◆ **Goal**
Quote the whole listing exactly. Leave the pictures out of your copy.

(Saved entries)

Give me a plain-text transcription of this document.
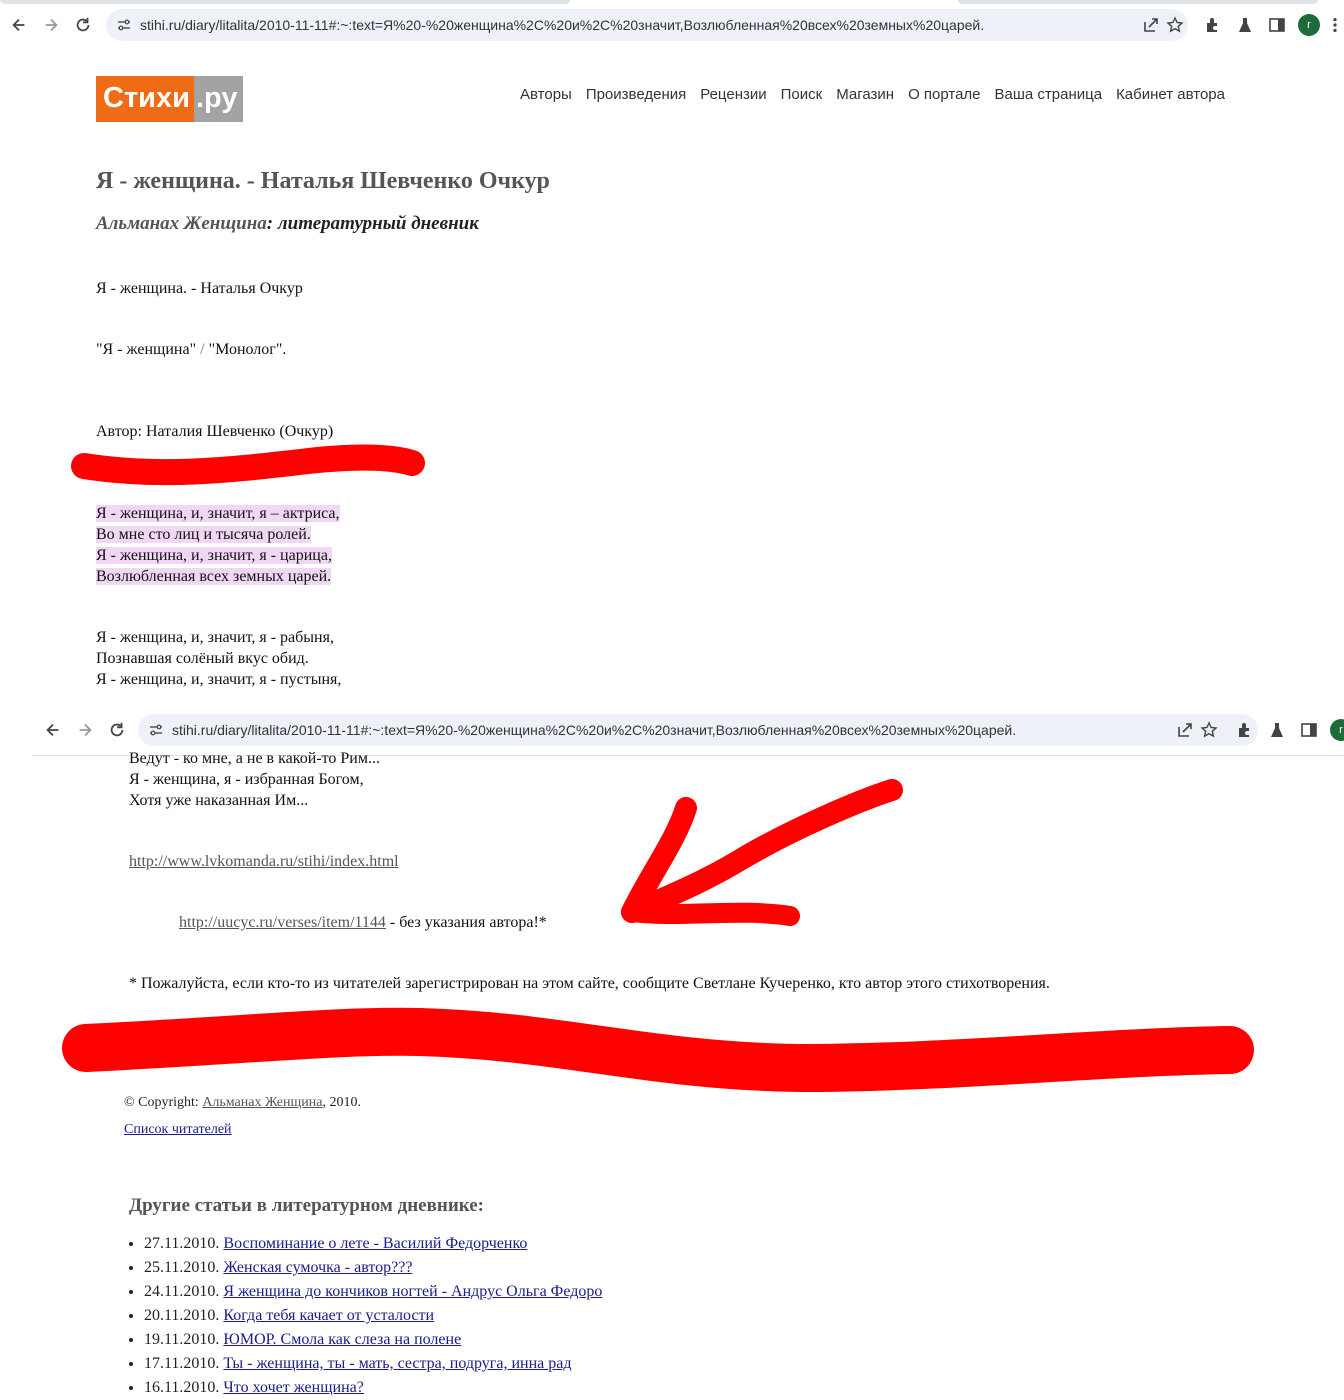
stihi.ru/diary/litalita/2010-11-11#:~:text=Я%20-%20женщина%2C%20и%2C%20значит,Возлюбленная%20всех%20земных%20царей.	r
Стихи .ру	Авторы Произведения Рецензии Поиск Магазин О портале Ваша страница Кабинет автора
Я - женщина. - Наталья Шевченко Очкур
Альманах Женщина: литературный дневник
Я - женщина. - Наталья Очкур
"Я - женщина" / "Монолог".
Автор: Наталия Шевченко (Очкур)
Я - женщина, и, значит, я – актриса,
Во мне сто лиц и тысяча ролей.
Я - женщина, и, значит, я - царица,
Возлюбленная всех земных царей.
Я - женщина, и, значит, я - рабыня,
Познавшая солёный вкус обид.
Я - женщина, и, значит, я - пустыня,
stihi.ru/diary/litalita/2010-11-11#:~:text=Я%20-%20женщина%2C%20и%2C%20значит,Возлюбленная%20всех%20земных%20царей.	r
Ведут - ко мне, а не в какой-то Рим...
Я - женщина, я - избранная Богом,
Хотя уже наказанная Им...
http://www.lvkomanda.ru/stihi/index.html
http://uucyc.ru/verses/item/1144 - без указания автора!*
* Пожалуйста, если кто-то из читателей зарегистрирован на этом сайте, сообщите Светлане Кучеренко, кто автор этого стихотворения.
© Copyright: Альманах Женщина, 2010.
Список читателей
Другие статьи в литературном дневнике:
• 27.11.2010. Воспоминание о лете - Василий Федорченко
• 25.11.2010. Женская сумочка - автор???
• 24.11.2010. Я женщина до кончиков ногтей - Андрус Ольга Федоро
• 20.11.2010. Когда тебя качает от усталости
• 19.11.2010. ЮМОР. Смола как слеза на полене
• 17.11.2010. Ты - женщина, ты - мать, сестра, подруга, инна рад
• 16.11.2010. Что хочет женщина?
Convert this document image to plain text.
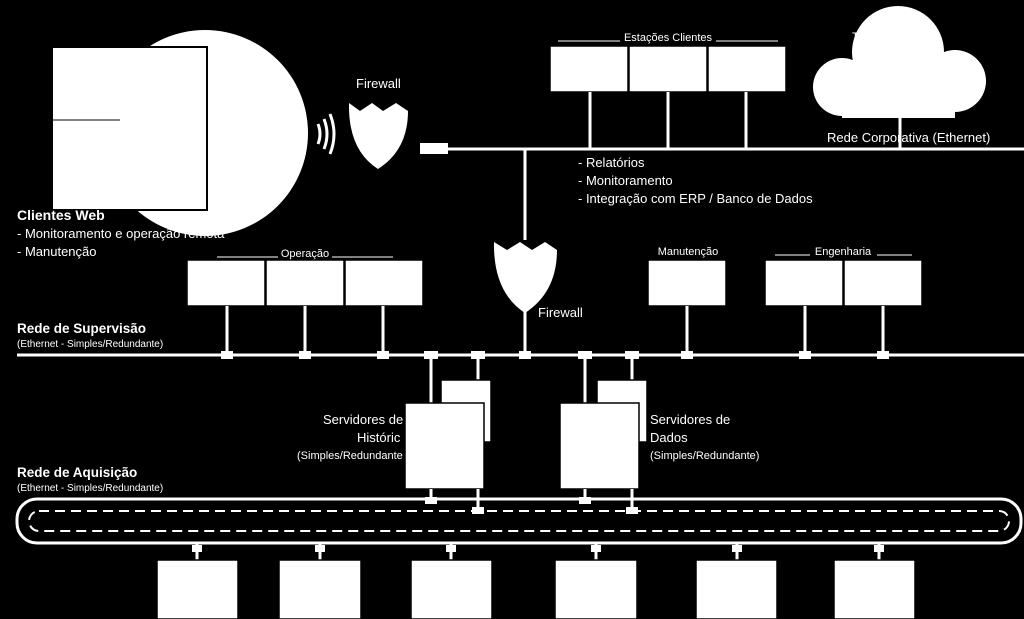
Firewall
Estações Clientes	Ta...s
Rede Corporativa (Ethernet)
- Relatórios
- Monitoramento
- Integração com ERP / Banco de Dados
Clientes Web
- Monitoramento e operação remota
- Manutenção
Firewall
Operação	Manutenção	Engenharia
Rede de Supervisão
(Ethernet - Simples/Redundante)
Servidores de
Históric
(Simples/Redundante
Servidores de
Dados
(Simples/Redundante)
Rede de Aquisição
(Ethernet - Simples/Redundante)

◆ **Task result**
Give me a plain-text transcription of this document.
stihi.ru/diary/litalita/2010-11-11#:~:text=Я%20-%20женщина%2C%20и%2C%20значит,Возлюбленная%20всех%20земных%20царей.	r
Стихи .ру	Авторы Произведения Рецензии Поиск Магазин О портале Ваша страница Кабинет автора
Я - женщина. - Наталья Шевченко Очкур
Альманах Женщина: литературный дневник
Я - женщина. - Наталья Очкур
"Я - женщина" / "Монолог".
Автор: Наталия Шевченко (Очкур)
Я - женщина, и, значит, я – актриса,
Во мне сто лиц и тысяча ролей.
Я - женщина, и, значит, я - царица,
Возлюбленная всех земных царей.
Я - женщина, и, значит, я - рабыня,
Познавшая солёный вкус обид.
Я - женщина, и, значит, я - пустыня,
stihi.ru/diary/litalita/2010-11-11#:~:text=Я%20-%20женщина%2C%20и%2C%20значит,Возлюбленная%20всех%20земных%20царей.	r
Ведут - ко мне, а не в какой-то Рим...
Я - женщина, я - избранная Богом,
Хотя уже наказанная Им...
http://www.lvkomanda.ru/stihi/index.html
http://uucyc.ru/verses/item/1144 - без указания автора!*
* Пожалуйста, если кто-то из читателей зарегистрирован на этом сайте, сообщите Светлане Кучеренко, кто автор этого стихотворения.
© Copyright: Альманах Женщина, 2010.
Список читателей
Другие статьи в литературном дневнике:
• 27.11.2010. Воспоминание о лете - Василий Федорченко
• 25.11.2010. Женская сумочка - автор???
• 24.11.2010. Я женщина до кончиков ногтей - Андрус Ольга Федоро
• 20.11.2010. Когда тебя качает от усталости
• 19.11.2010. ЮМОР. Смола как слеза на полене
• 17.11.2010. Ты - женщина, ты - мать, сестра, подруга, инна рад
• 16.11.2010. Что хочет женщина?
Convert this document image to plain text.
Firewall
Estações Clientes	Ta...s
Rede Corporativa (Ethernet)
- Relatórios
- Monitoramento
- Integração com ERP / Banco de Dados
Clientes Web
- Monitoramento e operação remota
- Manutenção
Firewall
Operação	Manutenção	Engenharia
Rede de Supervisão
(Ethernet - Simples/Redundante)
Servidores de
Históric
(Simples/Redundante
Servidores de
Dados
(Simples/Redundante)
Rede de Aquisição
(Ethernet - Simples/Redundante)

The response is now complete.